Required action -> Continue the text on indoor heat in Switzerland from where it stops.

Passage to read ->
((

By Andrea Seaman
Climate change has recently made people suffer in Switzerland, with areas of Zurich reaching 45.2 degrees Celsius, and other parts of Switzerland 42.3 degrees. Some people have complained that they are struggling to work, while others have been reportedly close to collapsing in the heat. At the University Hospital Zurich, the 40-degree heat has made patients’ lives a misery, stopping many from sleeping despite there being given sedatives. Some patients with dementia reportedly stripped naked to cool down.
And yet the strange thing is that this summer the maximum outside temperature in Switzerland stands at 37 degrees Celsius, in a place called Sitten, which is on the other side of Switzerland to Zurich. So what’s going on?
The answer is climate-change prevention. The unbearable temperatures recorded in Switzerland this year all occurred on public transport and within hospital buildings and other workplaces.

))

Records provided ->
((

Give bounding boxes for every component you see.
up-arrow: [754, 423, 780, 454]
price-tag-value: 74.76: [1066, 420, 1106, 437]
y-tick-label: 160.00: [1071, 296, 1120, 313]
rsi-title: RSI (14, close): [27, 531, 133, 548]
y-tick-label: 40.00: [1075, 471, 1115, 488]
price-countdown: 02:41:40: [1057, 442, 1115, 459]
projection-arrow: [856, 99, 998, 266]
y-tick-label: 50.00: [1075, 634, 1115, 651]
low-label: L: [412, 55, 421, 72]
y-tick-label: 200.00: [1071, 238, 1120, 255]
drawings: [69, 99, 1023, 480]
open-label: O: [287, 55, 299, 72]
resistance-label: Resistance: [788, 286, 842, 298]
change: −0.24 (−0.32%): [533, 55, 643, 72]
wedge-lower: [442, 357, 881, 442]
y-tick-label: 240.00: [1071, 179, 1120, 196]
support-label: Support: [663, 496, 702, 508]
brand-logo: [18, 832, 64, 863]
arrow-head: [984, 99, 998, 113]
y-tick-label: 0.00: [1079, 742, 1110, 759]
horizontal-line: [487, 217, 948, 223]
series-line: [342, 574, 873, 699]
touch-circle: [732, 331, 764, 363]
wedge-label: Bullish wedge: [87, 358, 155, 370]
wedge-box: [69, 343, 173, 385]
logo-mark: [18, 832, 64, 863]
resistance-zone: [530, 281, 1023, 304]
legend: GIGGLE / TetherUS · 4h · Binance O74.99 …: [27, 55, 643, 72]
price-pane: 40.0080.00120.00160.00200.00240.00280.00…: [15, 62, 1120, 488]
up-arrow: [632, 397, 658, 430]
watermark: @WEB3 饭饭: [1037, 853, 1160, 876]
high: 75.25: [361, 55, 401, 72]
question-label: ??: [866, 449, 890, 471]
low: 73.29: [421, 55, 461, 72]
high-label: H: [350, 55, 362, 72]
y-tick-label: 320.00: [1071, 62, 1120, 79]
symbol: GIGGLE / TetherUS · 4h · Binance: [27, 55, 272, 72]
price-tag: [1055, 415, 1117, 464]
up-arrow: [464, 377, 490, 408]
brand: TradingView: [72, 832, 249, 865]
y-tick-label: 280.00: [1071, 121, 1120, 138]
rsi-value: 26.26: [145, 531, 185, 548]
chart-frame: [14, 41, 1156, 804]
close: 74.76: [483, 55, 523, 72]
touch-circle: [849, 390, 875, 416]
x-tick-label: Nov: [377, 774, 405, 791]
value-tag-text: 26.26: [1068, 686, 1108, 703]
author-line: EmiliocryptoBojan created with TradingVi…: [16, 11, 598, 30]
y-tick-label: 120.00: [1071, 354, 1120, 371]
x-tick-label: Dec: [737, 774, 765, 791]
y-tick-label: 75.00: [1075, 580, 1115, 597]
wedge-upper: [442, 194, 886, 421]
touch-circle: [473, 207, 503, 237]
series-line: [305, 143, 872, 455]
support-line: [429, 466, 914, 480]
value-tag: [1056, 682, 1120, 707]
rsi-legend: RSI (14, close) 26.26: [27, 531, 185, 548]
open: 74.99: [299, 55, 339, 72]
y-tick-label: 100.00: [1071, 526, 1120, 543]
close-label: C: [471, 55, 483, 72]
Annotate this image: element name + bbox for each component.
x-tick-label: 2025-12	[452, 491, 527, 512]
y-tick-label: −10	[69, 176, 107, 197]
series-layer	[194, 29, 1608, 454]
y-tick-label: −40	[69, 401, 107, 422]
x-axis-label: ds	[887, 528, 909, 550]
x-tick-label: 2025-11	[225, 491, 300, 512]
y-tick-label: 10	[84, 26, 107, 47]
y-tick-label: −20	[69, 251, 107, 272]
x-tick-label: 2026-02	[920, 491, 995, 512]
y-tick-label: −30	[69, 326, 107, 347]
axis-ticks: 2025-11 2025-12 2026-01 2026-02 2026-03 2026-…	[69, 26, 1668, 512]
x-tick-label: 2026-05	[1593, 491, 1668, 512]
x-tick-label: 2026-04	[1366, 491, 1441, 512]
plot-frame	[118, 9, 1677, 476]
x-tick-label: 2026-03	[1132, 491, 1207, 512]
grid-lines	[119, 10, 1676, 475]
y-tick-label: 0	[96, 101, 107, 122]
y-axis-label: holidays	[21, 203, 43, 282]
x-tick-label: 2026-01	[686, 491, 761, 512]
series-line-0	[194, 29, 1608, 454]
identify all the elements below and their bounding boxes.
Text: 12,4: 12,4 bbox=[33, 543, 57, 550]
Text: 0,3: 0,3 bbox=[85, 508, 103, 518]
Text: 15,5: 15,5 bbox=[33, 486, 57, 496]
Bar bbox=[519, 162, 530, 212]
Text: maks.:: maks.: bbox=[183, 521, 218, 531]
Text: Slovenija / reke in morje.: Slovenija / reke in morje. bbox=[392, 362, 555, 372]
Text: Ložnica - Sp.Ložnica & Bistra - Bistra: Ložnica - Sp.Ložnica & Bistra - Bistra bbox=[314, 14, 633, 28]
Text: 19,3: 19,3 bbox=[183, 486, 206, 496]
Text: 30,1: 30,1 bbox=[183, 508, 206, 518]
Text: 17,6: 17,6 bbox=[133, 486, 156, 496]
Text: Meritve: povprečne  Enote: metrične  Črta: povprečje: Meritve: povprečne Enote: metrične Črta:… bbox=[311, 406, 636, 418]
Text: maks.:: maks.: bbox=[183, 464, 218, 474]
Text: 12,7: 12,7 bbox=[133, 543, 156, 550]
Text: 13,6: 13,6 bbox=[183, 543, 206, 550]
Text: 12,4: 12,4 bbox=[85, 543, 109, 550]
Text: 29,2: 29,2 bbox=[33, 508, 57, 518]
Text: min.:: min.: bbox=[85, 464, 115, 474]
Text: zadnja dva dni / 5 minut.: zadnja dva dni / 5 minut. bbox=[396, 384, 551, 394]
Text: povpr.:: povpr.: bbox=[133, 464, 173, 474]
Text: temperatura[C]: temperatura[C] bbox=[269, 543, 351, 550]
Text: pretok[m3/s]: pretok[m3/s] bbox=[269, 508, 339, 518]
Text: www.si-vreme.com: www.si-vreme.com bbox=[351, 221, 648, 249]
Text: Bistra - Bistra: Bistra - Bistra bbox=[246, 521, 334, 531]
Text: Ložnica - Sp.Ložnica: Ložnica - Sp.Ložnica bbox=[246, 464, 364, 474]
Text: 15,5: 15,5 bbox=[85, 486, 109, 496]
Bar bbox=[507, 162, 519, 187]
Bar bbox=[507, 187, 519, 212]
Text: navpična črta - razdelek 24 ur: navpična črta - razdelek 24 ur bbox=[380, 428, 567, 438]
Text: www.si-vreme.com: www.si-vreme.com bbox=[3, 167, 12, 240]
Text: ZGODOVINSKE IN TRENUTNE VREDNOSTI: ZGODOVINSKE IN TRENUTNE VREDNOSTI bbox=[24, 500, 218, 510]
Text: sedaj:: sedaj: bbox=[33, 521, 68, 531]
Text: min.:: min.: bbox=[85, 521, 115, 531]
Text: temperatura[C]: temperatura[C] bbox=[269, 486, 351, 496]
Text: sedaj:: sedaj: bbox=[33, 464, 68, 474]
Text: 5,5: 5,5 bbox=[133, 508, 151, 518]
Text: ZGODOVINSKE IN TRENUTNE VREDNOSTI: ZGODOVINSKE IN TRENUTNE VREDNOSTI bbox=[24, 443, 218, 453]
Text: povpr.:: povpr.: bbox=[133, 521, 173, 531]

))

Task response ->
In the interests of saving the planet from disaster, University Hospital Zurich (UHZ) has banned air-conditioner use, with the exception of operating theatres and other places in the hospital where cooling is vital. Staff were advised to cool the wards, waiting rooms and public areas by opening windows and doors, putting up screens, and by airing the hospital at night. A UHZ spokeswoman said that the high temperatures inside the hospital, which were at times 10 degrees higher than outside, are not a problem. The ‘sensation of heat’ is nothing but an ‘individual’ feeling, she said. One wonders if she feels the same insouciance towards global warming.